* Goal of the exercise
Every entry that follows should be repeated exactly; drop the images.

* Dataset entries

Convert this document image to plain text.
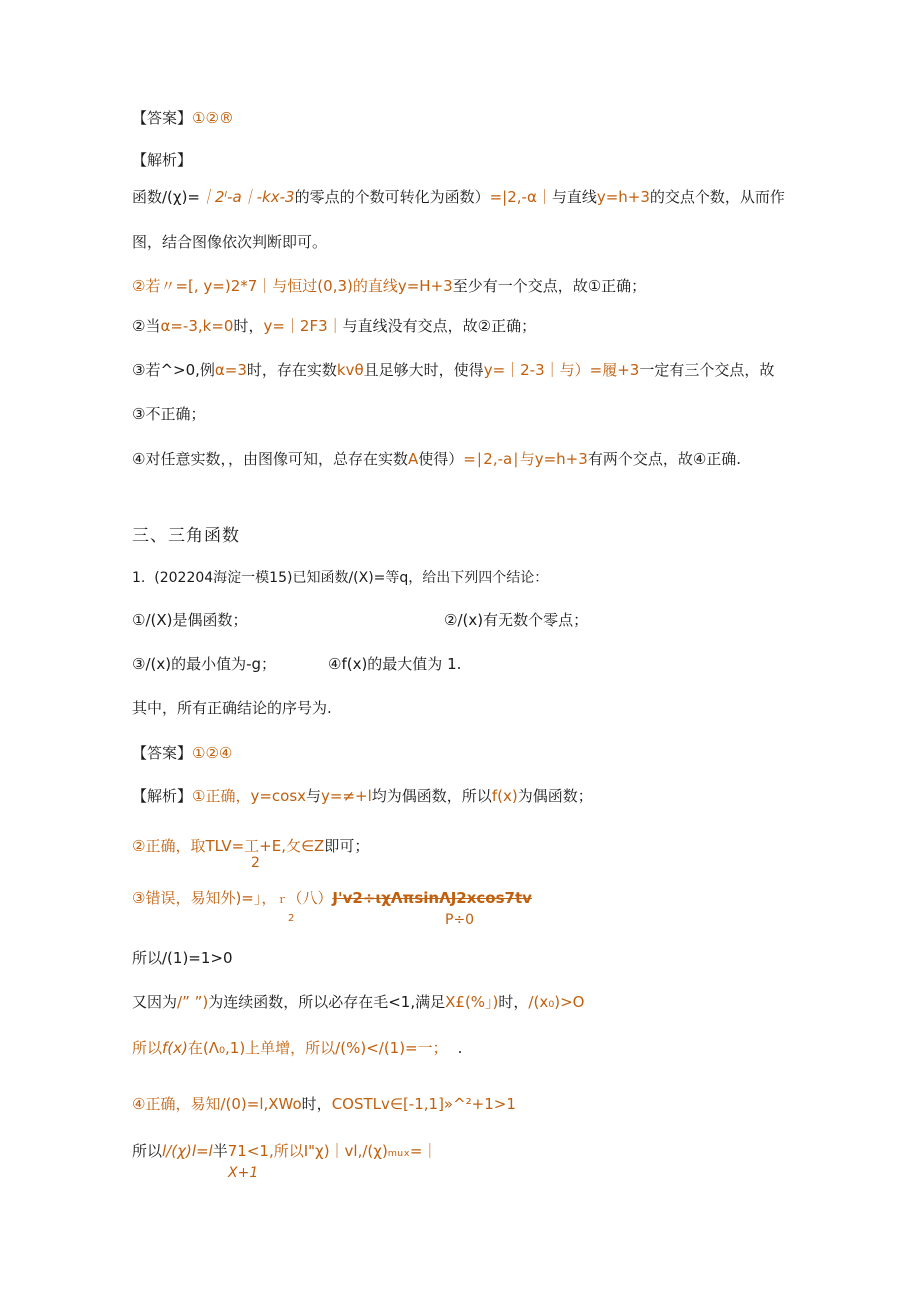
【答案】①②®
【解析】
函数/(χ)=｜2ˡ-a｜-kx-3的零点的个数可转化为函数）=|2,-α｜与直线y=h+3的交点个数，从而作
图，结合图像依次判断即可。
②若〃=[, y=)2*7｜与恒过(0,3)的直线y=H+3至少有一个交点，故①正确；
②当α=-3,k=0时，y=｜2F3｜与直线没有交点，故②正确；
③若^>0,例α=3时，存在实数kvθ且足够大时，使得y=｜2-3｜与）=履+3一定有三个交点，故
③不正确；
④对任意实数，，由图像可知，总存在实数A使得）=∣2,-a∣与y=h+3有两个交点，故④正确.
三、三角函数
1. (202204海淀一模15)已知函数/(X)=等q，给出下列四个结论：
①/(X)是偶函数；	②/(x)有无数个零点；
③/(x)的最小值为-g；	④f(x)的最大值为 1.
其中，所有正确结论的序号为.
【答案】①②④
【解析】①正确，y=cosx与y=≠+l均为偶函数，所以f(x)为偶函数；
②正确，取TLV=工+E,攵∈Z即可；
2
③错误，易知外)=」，ｒ（八）J'v2÷ιχΛπsinΛJ2xcos7tv
2	P÷0
所以/(1)=1>0
又因为/” ”)为连续函数，所以必存在毛<1,满足X£(%」)时，/(x₀)>O
所以f(x)在(Λ₀,1)上单增，所以/(%)</(1)=一； .
④正确，易知/(0)=l,XWo时，COSTLv∈[-1,1]»^²+1>1
所以l/(χ)l=l半71<1,所以I"χ)｜vl,/(χ)ₘᵤₓ=｜
X+1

* Result
Convert this document image to plain text.
【答案】①②®
【解析】
函数/(χ)=｜2ˡ-a｜-kx-3的零点的个数可转化为函数）=|2,-α｜与直线y=h+3的交点个数，从而作
图，结合图像依次判断即可。
②若〃=[, y=)2*7｜与恒过(0,3)的直线y=H+3至少有一个交点，故①正确；
②当α=-3,k=0时，y=｜2F3｜与直线没有交点，故②正确；
③若^>0,例α=3时，存在实数kvθ且足够大时，使得y=｜2-3｜与）=履+3一定有三个交点，故
③不正确；
④对任意实数，，由图像可知，总存在实数A使得）=∣2,-a∣与y=h+3有两个交点，故④正确.
三、三角函数
1. (202204海淀一模15)已知函数/(X)=等q，给出下列四个结论：
①/(X)是偶函数；	②/(x)有无数个零点；
③/(x)的最小值为-g；	④f(x)的最大值为 1.
其中，所有正确结论的序号为.
【答案】①②④
【解析】①正确，y=cosx与y=≠+l均为偶函数，所以f(x)为偶函数；
②正确，取TLV=工+E,攵∈Z即可；
2
③错误，易知外)=」，ｒ（八）J'v2÷ιχΛπsinΛJ2xcos7tv
2	P÷0
所以/(1)=1>0
又因为/” ”)为连续函数，所以必存在毛<1,满足X£(%」)时，/(x₀)>O
所以f(x)在(Λ₀,1)上单增，所以/(%)</(1)=一； .
④正确，易知/(0)=l,XWo时，COSTLv∈[-1,1]»^²+1>1
所以l/(χ)l=l半71<1,所以I"χ)｜vl,/(χ)ₘᵤₓ=｜
X+1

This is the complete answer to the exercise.